Entries taken from a collection
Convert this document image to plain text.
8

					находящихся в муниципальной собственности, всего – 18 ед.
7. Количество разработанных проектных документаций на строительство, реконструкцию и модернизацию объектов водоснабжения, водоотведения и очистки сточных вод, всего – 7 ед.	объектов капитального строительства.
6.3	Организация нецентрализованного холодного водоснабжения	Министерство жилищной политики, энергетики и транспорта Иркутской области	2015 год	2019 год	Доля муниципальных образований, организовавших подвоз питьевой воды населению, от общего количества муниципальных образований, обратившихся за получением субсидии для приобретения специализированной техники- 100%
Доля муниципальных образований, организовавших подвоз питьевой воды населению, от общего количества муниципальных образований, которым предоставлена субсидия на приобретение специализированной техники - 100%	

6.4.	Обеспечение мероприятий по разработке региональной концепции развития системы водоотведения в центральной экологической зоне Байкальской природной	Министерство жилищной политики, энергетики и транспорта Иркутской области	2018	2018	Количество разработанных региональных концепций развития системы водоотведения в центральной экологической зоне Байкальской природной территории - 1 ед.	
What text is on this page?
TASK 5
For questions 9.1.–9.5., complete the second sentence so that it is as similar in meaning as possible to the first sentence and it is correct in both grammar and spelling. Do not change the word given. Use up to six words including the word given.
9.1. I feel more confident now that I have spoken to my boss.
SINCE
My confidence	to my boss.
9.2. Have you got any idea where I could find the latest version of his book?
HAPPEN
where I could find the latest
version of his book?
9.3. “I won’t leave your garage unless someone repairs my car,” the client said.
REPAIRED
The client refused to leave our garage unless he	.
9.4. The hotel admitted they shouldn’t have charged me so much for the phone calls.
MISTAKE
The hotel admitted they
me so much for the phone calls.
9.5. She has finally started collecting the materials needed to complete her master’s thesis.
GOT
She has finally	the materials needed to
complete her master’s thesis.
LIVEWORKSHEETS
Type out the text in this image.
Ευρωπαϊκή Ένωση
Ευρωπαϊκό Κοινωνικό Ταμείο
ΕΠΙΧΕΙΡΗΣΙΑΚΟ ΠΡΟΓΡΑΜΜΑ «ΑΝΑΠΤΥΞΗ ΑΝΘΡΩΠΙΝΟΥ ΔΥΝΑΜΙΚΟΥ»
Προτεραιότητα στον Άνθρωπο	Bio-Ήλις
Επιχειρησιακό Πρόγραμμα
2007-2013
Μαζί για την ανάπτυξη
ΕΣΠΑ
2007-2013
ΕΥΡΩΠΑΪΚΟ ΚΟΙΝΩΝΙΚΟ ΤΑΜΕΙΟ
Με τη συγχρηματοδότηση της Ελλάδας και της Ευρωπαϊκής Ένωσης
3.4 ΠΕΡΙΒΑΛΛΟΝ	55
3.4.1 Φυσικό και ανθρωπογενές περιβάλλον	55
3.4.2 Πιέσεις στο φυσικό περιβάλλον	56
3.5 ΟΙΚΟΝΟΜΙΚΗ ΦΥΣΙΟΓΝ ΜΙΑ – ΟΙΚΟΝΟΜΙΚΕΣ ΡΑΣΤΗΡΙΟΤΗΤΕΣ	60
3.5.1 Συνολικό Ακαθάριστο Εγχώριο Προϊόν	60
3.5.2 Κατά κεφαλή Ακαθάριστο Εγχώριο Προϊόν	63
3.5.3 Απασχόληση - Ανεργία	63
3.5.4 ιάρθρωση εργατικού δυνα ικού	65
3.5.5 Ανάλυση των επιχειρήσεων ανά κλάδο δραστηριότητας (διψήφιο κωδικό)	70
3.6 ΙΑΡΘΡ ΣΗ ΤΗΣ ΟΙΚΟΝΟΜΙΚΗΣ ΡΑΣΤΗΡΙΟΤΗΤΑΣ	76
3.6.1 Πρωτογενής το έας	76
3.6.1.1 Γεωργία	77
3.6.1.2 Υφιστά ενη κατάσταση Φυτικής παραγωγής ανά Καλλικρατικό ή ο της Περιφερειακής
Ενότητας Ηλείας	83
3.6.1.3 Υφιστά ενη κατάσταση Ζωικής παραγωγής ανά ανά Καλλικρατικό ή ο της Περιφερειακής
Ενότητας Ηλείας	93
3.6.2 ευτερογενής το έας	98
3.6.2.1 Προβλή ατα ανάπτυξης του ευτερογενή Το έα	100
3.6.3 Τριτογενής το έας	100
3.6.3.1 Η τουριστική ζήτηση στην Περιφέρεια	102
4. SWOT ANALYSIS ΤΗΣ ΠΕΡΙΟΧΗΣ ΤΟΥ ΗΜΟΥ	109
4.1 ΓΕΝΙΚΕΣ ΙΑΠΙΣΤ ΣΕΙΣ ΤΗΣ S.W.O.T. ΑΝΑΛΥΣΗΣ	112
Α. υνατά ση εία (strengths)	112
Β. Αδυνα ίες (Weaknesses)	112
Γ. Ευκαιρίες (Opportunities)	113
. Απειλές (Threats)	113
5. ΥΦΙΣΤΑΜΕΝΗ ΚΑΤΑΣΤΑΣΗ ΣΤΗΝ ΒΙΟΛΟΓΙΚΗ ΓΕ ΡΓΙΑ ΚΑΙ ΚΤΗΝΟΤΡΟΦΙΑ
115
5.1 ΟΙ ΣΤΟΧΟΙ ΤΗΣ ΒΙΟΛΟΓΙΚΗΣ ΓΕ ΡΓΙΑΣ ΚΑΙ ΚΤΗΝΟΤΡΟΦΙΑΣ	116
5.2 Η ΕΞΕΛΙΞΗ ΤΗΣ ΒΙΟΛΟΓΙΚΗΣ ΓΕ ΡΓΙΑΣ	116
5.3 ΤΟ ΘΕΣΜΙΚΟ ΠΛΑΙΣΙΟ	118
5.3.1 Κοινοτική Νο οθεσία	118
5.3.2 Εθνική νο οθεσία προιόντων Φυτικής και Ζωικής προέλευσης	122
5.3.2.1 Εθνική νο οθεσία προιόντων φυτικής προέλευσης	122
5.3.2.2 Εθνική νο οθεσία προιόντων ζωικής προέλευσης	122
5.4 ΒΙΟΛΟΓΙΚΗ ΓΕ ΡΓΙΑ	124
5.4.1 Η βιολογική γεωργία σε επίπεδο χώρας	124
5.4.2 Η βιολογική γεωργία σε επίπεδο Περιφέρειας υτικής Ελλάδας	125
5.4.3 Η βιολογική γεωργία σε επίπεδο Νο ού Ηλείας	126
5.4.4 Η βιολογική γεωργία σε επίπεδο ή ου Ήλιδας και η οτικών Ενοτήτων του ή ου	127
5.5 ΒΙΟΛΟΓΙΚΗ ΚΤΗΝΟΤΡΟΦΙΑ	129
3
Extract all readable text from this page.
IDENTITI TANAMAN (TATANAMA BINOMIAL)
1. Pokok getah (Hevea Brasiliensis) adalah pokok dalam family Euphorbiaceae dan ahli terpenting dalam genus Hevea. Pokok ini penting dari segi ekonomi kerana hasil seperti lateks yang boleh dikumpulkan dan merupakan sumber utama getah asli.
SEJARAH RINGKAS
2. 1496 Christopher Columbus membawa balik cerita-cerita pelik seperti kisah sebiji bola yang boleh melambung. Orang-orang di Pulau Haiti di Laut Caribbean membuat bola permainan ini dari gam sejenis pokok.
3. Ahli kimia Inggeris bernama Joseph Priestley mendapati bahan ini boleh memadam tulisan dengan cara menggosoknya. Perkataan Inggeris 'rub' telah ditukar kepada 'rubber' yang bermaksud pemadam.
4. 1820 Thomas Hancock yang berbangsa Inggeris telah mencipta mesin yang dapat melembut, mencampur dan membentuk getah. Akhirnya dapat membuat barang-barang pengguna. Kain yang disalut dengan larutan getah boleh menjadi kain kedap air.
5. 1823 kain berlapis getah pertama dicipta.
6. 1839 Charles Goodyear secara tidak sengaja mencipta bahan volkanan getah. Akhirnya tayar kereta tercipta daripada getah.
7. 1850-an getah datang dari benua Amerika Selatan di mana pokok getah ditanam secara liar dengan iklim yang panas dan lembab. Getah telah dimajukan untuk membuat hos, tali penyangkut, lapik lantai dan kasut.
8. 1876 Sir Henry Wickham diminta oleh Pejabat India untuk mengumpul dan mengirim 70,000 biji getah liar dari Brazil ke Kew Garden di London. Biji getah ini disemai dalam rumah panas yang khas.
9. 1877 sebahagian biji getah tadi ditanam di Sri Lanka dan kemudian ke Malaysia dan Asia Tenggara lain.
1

[Written problem]:
Identify the lines above that contain the word "ΡΓΙΑΣ", then copy them.

[Answer in full]:
5.1 ΟΙ ΣΤΟΧΟΙ ΤΗΣ ΒΙΟΛΟΓΙΚΗΣ ΓΕ ΡΓΙΑΣ ΚΑΙ ΚΤΗΝΟΤΡΟΦΙΑΣ	116
5.2 Η ΕΞΕΛΙΞΗ ΤΗΣ ΒΙΟΛΟΓΙΚΗΣ ΓΕ ΡΓΙΑΣ	116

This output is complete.